4. Architecture & Data Flow

Mermaid Diagram

View here: Online FlowChart & Diagrams Editor - Mermaid Live Editor

flowchart TB

    subgraph "1. Image Ingestion"
        A[Driver Mobile App] -->|Upload VPOD Image| B[Azure Blob Storage]
        B -->|Event Trigger| C[Azure Event Grid]
    end
    
    subgraph "2. AI Processing Pipeline"
        C -->|Trigger| D[Azure Function: Vision Processor]
        D -->|API Call| E[Azure AI Vision 4.0]
        E -->|JSON Response| D
        D -->|Enrich & Score| F[Decision Engine<br/>Serverless Function]
    end
    
    subgraph "3. Decision Engine"
        F -->|Calculate| G[Proof Quality Score]
        F -->|Calculate| H[Drop Safety Score]
        F -->|Detect| I[Risk Evidence + Bounding Boxes]
        G & H & I -->|Structure| J[AnalyzedDelivery Record]
    end
    
    subgraph "4. Data Layer"
        J -->|Write| K[(PostgreSQL / Cosmos DB)]
        K -->|Read| L[GraphQL API / REST API]
    end
    
    subgraph "5. Frontend Experience"
        L -->|Fetch| M[Ops Vision UI]
        M -->|Split Pane| N[Left: Raw Image]
        M -->|Split Pane| O[Right: Risk Sidebar]
        O -->|Hover Event| P[Highlight Bounding Box on N]
    end
    
    subgraph "6. RL Feedback Loop"
        M -->|Dispatcher Action| Q{User Decision}
        Q -->|Approve| R[HumanFeedback: OVERRIDE]
        Q -->|Flag for Coaching| S[HumanFeedback: CONFIRMED]
        Q -->|Customer Alert| T[Trigger Email + Log]
        R & S -->|Write| K
        R -->|Export| U[Training Data Pipeline]
        U -->|Retrain| V[Custom Vision Model<br/>or Fine-tuned Prompt]
    end

Component Responsibilities

Component	Technology	Responsibility
Vision Processor	Azure Function (Python)	Receive blob trigger, call Azure AI Vision API, parse response
Decision Engine	Azure Function (Python)	Apply heuristics, calculate scores, structure detected_risks with evidence
Database	PostgreSQL (Azure) or Cosmos DB	Store AnalyzedDelivery, DetectedRisk, HumanFeedback
API Layer	FastAPI / GraphQL (Azure App Service)	Expose delivery data to frontend, handle feedback writes
Frontend	React + TailwindCSS	Split-pane UI, hover-to-discover, action buttons
RL Training Pipeline	Azure ML / Custom Python	Export overridden records, retrain classification thresholds

Reinforcement Learning Loop (Technical Flow)
__________________________________________________
**Work instructions**.
A. In the architecture excerpt, explain what sets the Vision Processor function running after a driver uploads an image, in one to three sentences.
B. Repeat the part of the architecture excerpt from "Component Responsibilities" to "Loop (Technical Flow)" word for word.
__________________________________________________
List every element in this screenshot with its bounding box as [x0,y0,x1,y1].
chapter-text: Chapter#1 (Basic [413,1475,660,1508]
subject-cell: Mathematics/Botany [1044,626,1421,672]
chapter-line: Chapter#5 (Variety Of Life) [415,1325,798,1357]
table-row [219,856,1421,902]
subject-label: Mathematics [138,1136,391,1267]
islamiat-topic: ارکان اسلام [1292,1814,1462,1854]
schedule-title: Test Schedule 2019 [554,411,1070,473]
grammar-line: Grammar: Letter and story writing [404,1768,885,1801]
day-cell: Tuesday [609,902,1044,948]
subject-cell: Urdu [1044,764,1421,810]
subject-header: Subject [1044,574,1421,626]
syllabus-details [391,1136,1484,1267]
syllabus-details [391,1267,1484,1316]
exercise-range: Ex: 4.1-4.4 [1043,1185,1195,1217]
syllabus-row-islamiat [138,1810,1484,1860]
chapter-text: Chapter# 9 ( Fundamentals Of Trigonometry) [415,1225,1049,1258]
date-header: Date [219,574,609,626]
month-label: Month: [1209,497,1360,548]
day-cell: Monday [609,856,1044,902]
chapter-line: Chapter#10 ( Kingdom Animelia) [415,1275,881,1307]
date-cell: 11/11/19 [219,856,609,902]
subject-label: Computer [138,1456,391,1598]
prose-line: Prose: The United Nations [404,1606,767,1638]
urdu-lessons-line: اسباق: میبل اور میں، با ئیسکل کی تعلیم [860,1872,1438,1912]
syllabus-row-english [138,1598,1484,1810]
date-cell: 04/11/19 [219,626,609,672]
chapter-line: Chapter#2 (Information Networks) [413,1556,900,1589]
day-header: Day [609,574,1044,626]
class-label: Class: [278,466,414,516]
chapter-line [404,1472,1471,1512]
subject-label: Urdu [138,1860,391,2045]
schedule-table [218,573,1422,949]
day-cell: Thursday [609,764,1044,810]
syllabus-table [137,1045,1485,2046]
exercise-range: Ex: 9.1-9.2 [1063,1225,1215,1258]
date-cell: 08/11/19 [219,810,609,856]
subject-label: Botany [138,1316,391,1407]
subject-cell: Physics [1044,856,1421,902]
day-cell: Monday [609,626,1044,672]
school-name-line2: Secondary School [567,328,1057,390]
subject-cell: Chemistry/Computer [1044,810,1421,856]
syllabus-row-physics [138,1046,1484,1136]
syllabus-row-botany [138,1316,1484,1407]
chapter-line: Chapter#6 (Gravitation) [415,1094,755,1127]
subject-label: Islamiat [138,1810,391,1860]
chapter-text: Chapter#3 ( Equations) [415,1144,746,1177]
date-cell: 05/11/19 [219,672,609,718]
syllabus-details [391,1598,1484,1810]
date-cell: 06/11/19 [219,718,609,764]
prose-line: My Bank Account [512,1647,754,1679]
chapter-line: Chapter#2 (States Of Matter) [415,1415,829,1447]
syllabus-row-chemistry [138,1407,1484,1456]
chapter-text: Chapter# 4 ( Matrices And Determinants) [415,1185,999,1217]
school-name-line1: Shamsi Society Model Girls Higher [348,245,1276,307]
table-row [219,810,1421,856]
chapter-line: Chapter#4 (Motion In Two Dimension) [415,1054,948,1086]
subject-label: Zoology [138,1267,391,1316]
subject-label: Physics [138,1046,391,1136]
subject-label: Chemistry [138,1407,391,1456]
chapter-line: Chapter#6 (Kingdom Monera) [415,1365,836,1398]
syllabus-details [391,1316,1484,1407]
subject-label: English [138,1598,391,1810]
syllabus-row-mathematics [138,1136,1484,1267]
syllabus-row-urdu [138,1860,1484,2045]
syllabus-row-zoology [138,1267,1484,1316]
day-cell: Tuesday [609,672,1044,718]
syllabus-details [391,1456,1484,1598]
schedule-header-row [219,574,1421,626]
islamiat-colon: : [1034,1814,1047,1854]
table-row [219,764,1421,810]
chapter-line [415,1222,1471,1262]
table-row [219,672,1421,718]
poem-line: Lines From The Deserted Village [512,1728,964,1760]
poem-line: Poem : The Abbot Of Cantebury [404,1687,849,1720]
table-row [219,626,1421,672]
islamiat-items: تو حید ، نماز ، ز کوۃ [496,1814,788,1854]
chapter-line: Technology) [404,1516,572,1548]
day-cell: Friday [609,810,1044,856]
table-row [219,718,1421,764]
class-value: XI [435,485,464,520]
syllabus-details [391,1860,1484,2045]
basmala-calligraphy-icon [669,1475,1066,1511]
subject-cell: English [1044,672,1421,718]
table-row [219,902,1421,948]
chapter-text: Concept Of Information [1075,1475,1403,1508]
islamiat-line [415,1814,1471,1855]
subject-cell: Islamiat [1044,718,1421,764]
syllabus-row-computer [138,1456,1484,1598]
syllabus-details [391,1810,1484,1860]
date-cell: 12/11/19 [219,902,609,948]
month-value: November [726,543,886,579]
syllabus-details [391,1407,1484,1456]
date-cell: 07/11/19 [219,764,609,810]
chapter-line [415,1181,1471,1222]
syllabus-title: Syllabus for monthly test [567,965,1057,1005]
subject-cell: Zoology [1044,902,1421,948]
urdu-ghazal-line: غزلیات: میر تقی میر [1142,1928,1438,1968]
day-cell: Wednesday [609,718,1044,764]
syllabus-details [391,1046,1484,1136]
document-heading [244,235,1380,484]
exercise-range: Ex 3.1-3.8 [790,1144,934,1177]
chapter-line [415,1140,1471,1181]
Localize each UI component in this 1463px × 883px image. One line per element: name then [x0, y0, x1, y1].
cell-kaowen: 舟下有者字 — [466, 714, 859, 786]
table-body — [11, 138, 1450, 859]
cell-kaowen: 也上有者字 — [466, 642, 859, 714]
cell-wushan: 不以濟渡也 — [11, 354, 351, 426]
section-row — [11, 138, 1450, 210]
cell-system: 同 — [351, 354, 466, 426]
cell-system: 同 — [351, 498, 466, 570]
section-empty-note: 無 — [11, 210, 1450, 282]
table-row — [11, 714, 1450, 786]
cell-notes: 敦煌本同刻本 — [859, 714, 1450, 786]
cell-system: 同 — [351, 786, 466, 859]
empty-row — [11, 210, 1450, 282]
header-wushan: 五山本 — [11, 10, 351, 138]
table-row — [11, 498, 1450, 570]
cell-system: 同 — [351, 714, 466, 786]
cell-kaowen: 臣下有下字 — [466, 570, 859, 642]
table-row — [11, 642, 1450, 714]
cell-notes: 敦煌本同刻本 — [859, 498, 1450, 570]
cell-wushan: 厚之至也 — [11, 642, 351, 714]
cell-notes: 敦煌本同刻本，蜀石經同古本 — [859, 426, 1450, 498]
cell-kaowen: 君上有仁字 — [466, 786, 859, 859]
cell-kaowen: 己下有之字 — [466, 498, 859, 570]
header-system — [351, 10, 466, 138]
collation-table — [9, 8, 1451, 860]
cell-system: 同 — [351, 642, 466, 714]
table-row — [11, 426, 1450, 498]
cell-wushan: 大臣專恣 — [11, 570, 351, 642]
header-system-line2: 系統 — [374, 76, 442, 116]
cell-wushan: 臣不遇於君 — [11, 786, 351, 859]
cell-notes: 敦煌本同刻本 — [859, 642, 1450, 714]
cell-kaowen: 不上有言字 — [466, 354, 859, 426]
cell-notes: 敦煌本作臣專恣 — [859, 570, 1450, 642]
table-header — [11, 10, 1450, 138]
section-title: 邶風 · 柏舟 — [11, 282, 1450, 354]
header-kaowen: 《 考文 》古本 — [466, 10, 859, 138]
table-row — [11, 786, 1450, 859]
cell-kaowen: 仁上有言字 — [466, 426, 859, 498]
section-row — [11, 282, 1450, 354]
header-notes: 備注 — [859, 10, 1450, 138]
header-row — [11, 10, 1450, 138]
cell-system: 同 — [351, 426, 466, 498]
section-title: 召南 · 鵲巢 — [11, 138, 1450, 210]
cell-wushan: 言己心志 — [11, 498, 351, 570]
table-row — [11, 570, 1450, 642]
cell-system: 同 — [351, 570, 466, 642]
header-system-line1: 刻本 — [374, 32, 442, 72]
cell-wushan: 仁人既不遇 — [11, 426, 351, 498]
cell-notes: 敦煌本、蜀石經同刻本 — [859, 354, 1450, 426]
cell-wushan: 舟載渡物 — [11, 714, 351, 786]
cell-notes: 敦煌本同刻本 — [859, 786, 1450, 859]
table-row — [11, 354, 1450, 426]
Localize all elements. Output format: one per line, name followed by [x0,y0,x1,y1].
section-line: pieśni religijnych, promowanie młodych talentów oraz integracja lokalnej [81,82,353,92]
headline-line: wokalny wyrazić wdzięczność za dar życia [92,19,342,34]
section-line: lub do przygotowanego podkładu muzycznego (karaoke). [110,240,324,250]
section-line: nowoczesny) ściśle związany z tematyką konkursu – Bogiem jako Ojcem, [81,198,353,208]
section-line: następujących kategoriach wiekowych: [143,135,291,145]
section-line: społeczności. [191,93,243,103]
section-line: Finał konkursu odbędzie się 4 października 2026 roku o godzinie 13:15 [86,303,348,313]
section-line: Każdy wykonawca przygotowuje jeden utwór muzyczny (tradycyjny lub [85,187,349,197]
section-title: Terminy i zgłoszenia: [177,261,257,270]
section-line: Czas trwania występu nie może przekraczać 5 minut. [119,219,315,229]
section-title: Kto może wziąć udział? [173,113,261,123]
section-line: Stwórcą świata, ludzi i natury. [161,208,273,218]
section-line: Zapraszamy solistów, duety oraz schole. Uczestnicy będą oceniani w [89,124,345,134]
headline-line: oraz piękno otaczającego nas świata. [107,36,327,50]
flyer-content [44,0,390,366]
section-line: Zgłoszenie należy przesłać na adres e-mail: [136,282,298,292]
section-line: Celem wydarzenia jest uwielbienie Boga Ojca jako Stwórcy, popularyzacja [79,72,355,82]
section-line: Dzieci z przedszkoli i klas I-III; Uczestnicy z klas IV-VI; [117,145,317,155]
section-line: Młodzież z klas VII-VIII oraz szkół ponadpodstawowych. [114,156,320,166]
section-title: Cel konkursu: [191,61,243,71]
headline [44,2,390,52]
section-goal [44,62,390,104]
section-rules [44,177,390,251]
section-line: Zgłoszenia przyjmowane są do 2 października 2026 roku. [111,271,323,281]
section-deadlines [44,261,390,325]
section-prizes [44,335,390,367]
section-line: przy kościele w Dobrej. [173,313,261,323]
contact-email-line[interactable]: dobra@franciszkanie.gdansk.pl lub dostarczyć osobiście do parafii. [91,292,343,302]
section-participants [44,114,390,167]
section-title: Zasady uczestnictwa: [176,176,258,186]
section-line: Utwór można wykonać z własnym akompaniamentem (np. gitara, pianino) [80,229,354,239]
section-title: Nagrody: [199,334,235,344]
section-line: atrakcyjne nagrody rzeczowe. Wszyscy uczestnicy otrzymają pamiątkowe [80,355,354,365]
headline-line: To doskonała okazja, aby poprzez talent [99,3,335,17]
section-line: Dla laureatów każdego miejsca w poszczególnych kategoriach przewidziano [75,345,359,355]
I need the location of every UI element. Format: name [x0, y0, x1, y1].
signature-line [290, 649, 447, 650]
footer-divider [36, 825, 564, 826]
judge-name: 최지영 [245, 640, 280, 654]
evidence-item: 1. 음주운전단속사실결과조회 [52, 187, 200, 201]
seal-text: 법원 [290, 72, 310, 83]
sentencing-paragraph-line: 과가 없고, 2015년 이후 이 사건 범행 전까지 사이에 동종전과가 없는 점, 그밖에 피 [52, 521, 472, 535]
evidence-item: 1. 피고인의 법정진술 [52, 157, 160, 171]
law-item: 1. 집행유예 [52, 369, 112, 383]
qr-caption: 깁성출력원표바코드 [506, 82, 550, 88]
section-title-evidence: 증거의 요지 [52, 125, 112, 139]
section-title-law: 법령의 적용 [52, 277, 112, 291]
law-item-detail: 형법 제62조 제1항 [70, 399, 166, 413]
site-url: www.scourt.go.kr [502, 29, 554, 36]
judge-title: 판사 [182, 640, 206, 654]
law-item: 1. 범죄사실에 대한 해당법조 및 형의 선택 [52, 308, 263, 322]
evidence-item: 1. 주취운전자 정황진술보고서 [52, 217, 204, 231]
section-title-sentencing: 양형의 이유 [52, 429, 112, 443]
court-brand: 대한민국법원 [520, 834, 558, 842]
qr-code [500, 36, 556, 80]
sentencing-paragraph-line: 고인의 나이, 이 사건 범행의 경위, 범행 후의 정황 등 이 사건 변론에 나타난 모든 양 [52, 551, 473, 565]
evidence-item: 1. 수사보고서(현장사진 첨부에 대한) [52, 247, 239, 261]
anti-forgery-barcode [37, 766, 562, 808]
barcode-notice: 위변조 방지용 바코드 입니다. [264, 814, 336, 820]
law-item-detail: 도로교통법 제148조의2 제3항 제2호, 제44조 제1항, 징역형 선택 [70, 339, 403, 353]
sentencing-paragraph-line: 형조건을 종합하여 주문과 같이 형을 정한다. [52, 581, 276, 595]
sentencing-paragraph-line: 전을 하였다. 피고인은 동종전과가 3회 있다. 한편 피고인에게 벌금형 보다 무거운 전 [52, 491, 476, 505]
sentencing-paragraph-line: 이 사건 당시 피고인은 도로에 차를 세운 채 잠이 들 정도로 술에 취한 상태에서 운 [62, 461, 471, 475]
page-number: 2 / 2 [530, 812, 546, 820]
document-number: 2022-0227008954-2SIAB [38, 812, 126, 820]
__________________________________________________
**Completed exercise**.
A. The driver mobile app uploads the VPOD image to Azure Blob Storage, and that upload fires an event trigger to Azure Event Grid. Event Grid then triggers the Azure Function that serves as the Vision Processor, which receives the blob trigger and calls the Azure AI Vision API.

B.
Component Responsibilities

Component	Technology	Responsibility
Vision Processor	Azure Function (Python)	Receive blob trigger, call Azure AI Vision API, parse response
Decision Engine	Azure Function (Python)	Apply heuristics, calculate scores, structure detected_risks with evidence
Database	PostgreSQL (Azure) or Cosmos DB	Store AnalyzedDelivery, DetectedRisk, HumanFeedback
API Layer	FastAPI / GraphQL (Azure App Service)	Expose delivery data to frontend, handle feedback writes
Frontend	React + TailwindCSS	Split-pane UI, hover-to-discover, action buttons
RL Training Pipeline	Azure ML / Custom Python	Export overridden records, retrain classification thresholds

Reinforcement Learning Loop (Technical Flow)